▶ [Input material]
────────────────────

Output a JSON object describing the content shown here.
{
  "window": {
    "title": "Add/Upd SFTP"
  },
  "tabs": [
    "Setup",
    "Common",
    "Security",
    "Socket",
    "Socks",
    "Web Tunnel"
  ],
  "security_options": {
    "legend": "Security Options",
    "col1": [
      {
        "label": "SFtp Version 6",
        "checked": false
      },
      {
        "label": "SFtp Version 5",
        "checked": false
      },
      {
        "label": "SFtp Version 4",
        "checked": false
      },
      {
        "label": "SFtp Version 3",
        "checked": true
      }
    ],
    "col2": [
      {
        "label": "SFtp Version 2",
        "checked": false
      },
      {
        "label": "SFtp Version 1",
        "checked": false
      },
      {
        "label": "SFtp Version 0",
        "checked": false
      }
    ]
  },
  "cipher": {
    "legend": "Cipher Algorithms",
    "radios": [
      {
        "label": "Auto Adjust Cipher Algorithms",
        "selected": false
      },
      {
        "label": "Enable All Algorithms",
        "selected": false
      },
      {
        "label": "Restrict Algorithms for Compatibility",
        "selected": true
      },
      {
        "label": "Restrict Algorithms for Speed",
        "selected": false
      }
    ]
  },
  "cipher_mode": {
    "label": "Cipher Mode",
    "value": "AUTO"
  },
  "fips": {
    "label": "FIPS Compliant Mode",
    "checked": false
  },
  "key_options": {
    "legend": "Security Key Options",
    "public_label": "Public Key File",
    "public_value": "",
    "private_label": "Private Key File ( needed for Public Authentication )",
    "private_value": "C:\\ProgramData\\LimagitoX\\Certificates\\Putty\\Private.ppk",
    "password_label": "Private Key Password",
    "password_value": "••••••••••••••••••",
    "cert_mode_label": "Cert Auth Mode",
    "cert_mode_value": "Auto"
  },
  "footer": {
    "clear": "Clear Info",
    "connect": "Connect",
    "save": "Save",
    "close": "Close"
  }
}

────────────────────

▶ [The task]
Search the records above for "Restrict". Copy each line where it is found.

▶ [Written response]
        "label": "Restrict Algorithms for Compatibility",
        "label": "Restrict Algorithms for Speed",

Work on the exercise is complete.